▶ What you will do
Copy each line of the entries that contains the word "libcommon".

▶ Extracted entries
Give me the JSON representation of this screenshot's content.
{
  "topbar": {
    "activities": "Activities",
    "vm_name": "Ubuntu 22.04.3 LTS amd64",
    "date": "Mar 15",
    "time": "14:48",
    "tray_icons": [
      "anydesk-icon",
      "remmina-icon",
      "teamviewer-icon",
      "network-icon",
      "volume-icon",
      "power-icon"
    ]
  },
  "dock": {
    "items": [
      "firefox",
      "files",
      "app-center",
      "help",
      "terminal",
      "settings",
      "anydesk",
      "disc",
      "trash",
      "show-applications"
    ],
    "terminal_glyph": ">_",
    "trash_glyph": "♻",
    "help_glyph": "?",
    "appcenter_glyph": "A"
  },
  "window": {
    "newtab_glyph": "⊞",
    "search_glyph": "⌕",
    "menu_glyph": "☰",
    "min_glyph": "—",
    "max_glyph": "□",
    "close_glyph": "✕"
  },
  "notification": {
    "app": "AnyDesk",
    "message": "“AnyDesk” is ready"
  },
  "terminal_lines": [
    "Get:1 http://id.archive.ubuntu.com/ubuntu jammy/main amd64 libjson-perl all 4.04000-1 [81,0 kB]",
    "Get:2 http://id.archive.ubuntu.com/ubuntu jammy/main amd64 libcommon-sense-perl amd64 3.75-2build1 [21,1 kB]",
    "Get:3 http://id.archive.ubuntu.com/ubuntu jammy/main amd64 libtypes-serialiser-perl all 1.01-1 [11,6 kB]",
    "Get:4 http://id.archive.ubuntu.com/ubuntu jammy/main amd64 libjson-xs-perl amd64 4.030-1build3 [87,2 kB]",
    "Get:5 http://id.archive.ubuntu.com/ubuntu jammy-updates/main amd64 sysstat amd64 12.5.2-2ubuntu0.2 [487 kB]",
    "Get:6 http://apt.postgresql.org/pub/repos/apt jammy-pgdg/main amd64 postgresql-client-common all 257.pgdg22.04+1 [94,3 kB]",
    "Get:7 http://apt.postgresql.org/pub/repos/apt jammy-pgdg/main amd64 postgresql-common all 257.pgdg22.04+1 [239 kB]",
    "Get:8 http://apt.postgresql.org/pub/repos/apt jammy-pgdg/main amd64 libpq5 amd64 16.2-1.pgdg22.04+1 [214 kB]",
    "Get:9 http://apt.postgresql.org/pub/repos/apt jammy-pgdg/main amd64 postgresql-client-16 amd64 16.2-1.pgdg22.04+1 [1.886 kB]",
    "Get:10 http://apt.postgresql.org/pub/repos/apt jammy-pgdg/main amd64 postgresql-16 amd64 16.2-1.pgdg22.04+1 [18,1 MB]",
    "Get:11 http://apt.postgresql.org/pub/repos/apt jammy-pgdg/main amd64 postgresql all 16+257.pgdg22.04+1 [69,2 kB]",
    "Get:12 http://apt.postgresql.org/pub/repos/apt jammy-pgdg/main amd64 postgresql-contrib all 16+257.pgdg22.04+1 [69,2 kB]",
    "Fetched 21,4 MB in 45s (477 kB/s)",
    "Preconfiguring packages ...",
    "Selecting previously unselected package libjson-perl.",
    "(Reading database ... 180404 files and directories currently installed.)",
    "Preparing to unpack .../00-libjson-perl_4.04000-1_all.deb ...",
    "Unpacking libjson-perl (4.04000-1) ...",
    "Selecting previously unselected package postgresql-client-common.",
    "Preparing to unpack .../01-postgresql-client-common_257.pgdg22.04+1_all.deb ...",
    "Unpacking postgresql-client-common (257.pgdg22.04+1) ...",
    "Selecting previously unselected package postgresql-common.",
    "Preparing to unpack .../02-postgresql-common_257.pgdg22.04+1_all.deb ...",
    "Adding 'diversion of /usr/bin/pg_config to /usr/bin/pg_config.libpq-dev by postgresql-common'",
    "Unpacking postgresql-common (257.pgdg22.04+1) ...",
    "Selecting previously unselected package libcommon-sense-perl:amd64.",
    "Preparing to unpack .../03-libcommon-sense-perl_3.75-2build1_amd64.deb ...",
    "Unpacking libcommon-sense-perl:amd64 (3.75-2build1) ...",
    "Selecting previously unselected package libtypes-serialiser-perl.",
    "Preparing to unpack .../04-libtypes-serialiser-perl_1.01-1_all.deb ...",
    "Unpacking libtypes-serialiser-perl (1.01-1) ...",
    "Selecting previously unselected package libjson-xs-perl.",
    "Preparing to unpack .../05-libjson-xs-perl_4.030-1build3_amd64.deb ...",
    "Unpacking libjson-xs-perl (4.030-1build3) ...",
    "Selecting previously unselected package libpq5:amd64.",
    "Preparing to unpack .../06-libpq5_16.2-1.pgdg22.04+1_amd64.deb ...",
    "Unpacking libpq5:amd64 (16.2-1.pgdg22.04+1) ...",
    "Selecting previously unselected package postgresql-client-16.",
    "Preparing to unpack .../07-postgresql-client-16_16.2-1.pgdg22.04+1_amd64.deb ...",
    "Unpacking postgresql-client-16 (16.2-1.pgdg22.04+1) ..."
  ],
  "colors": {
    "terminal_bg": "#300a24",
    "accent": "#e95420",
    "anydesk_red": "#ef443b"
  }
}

---

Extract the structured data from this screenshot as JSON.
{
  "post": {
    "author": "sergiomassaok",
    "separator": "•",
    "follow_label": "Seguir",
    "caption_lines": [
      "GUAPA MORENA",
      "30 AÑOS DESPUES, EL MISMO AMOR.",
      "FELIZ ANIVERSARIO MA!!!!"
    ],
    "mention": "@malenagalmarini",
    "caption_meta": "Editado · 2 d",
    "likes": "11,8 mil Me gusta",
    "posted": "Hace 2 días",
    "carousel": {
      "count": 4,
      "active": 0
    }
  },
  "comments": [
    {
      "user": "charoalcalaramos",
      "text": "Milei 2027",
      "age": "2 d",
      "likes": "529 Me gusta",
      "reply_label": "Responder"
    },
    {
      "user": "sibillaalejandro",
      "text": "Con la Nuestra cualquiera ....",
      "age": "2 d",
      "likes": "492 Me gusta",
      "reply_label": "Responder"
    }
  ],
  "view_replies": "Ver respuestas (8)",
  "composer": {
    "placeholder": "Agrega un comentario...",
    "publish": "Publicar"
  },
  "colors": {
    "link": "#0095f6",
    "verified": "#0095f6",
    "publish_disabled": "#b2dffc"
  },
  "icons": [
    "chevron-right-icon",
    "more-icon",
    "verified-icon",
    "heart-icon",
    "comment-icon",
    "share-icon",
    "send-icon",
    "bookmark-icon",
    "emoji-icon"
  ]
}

▶ Complete output
    "Get:2 http://id.archive.ubuntu.com/ubuntu jammy/main amd64 libcommon-sense-perl amd64 3.75-2build1 [21,1 kB]",
    "Selecting previously unselected package libcommon-sense-perl:amd64.",
    "Preparing to unpack .../03-libcommon-sense-perl_3.75-2build1_amd64.deb ...",
    "Unpacking libcommon-sense-perl:amd64 (3.75-2build1) ...",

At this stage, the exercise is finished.